Search the records for the word "World" and report each line that has it.

## Start

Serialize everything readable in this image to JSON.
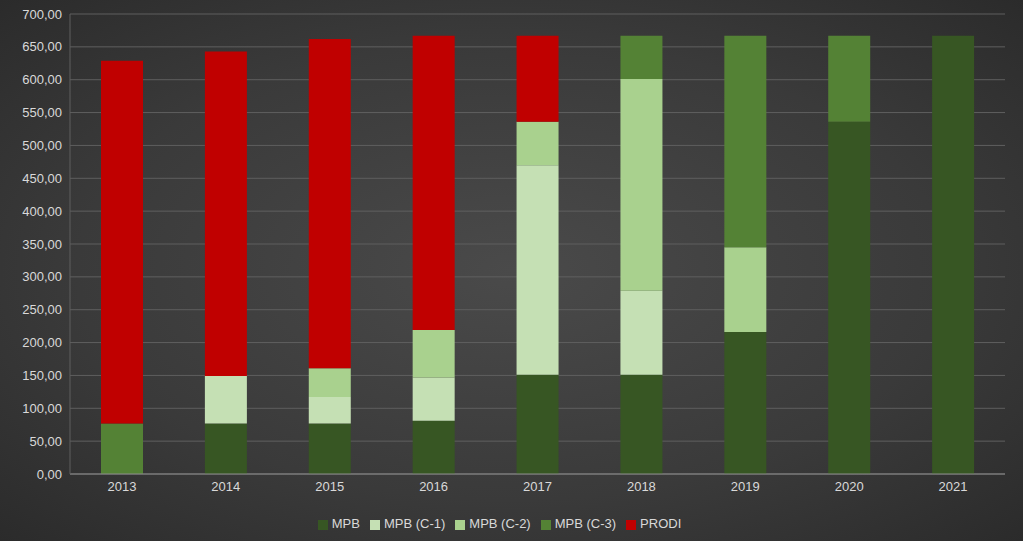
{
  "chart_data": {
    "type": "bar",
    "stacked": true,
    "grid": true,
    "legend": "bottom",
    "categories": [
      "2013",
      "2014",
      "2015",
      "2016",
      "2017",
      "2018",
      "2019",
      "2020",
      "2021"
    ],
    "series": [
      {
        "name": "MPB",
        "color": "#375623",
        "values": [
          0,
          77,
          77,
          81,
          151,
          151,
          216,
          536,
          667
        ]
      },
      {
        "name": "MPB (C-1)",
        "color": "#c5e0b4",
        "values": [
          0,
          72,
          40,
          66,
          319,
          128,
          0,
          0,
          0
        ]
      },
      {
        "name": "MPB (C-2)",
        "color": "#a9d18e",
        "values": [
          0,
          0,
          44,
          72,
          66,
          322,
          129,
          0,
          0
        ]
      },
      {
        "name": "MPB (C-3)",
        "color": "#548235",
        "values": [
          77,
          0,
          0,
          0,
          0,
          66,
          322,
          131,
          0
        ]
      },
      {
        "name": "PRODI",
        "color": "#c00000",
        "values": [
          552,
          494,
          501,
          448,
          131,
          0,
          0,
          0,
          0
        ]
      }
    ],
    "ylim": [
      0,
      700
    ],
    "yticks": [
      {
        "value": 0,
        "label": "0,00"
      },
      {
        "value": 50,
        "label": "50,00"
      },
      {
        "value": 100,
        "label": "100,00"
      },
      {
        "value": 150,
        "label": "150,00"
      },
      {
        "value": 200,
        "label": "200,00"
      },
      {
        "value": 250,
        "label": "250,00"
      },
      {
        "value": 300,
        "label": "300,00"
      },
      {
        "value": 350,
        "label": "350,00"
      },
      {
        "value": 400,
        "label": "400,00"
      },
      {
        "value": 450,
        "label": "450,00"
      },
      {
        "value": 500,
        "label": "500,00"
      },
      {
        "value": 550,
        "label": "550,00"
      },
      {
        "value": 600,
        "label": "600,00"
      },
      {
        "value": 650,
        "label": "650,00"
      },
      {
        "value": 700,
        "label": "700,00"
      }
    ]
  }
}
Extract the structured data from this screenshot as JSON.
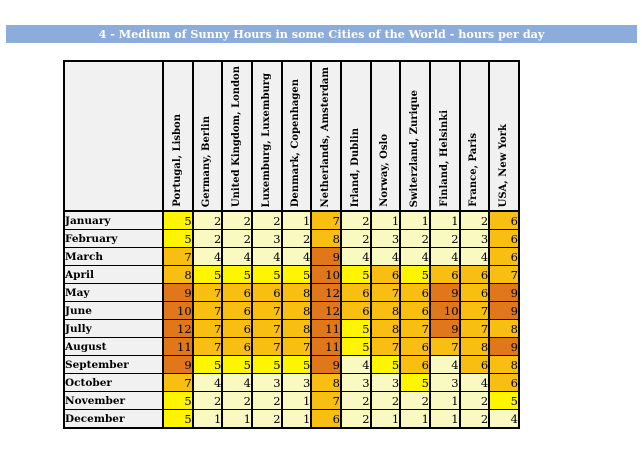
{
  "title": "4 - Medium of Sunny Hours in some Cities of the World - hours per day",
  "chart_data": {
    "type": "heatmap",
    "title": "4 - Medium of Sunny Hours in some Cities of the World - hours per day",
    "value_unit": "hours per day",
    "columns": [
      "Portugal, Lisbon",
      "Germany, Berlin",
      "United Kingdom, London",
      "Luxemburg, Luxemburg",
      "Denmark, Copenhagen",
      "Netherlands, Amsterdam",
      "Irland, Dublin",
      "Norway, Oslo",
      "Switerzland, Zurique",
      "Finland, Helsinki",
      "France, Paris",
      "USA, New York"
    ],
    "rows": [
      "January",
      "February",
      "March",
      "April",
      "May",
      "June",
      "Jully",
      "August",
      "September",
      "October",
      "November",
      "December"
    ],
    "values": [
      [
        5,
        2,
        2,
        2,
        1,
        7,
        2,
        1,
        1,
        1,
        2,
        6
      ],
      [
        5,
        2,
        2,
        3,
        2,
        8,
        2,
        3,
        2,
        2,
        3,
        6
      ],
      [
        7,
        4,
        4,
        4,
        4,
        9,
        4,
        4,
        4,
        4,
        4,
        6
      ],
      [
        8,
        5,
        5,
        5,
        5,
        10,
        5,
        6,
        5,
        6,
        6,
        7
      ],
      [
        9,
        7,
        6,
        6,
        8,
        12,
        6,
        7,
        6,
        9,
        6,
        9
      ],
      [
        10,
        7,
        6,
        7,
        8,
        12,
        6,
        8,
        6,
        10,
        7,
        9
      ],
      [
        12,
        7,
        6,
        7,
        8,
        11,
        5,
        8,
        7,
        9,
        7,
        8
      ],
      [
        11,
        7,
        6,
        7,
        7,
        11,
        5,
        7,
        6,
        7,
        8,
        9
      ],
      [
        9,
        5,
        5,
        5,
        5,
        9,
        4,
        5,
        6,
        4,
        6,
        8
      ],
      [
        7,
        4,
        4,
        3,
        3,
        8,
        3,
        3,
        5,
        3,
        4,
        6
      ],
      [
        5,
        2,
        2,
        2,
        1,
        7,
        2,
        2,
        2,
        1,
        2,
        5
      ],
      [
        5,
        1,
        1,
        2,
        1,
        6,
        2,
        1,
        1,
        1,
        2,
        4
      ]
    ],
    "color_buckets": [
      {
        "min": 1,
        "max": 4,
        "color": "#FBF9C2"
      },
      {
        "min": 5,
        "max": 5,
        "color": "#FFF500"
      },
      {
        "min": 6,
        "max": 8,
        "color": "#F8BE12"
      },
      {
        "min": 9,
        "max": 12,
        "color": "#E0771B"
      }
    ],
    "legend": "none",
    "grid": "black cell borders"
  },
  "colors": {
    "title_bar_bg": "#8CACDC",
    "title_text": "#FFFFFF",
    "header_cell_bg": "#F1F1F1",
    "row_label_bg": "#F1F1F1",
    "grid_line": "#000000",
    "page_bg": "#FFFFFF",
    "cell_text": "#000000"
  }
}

## End

● **FULL SOLUTION**
  "title": "4 - Medium of Sunny Hours in some Cities of the World - hours per day",
    "title": "4 - Medium of Sunny Hours in some Cities of the World - hours per day",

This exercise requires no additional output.